### TASK PROMPT:
List every line in this data where the string "Mean" occurs.

### RECORDED DATA:
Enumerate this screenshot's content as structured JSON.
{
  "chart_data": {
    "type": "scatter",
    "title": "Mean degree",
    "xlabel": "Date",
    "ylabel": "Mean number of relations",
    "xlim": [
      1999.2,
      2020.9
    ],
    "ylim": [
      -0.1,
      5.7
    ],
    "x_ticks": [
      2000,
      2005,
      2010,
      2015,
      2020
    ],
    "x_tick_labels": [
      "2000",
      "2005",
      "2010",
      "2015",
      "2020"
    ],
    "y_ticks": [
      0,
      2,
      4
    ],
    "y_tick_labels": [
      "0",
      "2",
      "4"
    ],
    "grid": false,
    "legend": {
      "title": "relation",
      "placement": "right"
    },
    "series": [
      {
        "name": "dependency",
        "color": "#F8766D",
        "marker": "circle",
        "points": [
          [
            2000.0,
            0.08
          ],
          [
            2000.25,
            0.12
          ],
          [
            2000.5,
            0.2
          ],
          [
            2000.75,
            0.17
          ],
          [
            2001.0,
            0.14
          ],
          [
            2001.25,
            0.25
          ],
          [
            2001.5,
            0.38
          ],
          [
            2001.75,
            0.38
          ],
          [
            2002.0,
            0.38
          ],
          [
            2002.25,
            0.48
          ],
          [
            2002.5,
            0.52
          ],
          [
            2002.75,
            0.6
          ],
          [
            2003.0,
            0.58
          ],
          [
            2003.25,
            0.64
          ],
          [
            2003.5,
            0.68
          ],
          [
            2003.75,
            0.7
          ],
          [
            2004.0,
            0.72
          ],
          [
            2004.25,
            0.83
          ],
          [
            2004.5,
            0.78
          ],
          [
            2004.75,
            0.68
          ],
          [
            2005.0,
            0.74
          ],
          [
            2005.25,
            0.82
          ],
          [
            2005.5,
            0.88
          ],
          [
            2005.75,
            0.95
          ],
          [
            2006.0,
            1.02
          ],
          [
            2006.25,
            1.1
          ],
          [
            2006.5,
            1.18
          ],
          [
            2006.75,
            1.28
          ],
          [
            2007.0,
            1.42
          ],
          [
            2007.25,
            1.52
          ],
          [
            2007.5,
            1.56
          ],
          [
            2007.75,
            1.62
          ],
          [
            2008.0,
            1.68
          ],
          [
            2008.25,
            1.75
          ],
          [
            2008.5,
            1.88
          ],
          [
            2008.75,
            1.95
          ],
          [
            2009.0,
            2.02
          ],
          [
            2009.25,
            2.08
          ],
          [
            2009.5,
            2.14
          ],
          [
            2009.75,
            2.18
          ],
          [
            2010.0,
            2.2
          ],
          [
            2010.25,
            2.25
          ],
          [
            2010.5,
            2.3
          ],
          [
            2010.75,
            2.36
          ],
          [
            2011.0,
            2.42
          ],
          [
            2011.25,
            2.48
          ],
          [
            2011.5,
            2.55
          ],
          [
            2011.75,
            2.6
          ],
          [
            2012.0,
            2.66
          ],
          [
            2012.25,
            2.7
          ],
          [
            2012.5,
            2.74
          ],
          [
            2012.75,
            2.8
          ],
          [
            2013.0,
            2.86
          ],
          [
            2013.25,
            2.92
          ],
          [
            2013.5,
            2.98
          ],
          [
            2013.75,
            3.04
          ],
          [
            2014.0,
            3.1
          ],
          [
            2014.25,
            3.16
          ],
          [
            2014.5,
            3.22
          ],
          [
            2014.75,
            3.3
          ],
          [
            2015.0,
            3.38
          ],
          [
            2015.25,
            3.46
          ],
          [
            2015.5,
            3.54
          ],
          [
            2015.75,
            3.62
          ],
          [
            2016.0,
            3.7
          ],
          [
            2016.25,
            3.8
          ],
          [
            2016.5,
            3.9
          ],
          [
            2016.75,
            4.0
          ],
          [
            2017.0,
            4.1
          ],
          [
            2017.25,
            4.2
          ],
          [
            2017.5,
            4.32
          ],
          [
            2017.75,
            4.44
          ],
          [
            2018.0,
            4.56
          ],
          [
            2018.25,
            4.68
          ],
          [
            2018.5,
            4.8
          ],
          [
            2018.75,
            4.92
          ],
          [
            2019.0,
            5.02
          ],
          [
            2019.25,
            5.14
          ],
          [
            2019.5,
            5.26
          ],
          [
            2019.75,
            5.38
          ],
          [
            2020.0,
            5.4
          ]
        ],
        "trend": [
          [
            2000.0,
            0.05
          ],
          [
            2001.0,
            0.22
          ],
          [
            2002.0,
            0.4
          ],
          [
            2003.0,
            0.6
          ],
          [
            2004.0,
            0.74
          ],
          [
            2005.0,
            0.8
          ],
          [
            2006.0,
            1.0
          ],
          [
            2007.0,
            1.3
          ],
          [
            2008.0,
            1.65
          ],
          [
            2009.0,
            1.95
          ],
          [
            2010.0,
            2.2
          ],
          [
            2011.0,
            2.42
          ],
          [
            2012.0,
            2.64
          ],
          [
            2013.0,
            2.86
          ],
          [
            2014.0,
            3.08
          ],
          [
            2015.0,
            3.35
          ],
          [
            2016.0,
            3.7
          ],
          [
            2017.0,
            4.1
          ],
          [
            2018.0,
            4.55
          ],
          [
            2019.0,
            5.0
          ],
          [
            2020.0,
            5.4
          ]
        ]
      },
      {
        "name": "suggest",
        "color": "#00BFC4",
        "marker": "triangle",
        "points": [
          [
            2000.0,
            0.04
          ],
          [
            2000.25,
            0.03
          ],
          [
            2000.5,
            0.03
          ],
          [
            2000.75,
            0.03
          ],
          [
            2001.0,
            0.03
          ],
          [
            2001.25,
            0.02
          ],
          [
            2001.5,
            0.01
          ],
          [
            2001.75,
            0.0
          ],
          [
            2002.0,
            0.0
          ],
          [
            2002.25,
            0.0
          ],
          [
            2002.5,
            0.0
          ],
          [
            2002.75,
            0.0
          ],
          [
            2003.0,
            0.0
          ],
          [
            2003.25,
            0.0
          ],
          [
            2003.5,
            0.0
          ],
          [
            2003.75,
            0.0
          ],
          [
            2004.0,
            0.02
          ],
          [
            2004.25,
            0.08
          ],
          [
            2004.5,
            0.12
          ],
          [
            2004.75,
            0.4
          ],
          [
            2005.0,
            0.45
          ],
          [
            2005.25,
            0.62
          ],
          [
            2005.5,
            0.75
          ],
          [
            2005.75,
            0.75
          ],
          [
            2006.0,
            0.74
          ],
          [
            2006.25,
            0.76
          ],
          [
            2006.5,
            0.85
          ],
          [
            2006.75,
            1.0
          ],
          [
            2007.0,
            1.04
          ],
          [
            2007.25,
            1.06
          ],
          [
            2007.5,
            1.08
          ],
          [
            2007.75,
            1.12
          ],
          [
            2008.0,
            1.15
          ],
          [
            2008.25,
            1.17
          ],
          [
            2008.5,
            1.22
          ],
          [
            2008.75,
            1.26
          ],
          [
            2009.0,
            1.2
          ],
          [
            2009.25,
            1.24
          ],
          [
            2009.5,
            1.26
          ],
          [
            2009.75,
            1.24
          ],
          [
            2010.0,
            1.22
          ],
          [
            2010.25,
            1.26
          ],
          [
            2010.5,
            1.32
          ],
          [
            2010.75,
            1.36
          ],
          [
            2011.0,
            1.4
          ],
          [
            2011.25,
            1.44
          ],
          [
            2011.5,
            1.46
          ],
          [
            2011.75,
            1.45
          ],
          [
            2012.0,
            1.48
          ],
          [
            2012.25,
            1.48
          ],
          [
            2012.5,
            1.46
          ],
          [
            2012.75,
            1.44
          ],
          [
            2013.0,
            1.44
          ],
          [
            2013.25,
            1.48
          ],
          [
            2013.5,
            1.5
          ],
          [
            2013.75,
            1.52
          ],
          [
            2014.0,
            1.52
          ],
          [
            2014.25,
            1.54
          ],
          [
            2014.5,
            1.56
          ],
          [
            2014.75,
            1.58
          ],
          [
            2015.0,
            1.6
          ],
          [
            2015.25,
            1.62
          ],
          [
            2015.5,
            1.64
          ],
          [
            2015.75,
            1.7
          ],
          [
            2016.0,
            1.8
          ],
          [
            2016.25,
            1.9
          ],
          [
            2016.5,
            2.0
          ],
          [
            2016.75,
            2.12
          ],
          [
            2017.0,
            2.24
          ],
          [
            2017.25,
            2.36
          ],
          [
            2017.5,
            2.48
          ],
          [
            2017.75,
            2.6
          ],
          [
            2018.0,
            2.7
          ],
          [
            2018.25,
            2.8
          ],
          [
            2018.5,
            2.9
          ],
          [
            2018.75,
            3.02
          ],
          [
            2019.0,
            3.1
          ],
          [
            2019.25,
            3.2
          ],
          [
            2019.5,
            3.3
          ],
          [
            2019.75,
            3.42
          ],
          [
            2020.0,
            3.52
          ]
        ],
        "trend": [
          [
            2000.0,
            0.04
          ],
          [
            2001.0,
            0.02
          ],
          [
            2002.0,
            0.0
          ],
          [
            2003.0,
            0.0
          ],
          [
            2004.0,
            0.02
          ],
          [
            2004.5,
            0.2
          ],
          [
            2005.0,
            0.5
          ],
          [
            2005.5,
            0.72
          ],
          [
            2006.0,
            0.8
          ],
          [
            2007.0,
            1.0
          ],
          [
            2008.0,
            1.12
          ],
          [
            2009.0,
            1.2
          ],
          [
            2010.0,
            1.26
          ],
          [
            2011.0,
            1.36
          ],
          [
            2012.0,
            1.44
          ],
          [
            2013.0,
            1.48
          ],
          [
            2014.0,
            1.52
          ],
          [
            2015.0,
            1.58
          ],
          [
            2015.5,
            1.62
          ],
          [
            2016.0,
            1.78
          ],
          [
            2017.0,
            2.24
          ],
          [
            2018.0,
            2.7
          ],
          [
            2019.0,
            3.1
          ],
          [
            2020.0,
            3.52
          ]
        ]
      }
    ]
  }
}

### RESPONSE FOR THIS EXERCISE:
    "title": "Mean degree",
    "ylabel": "Mean number of relations",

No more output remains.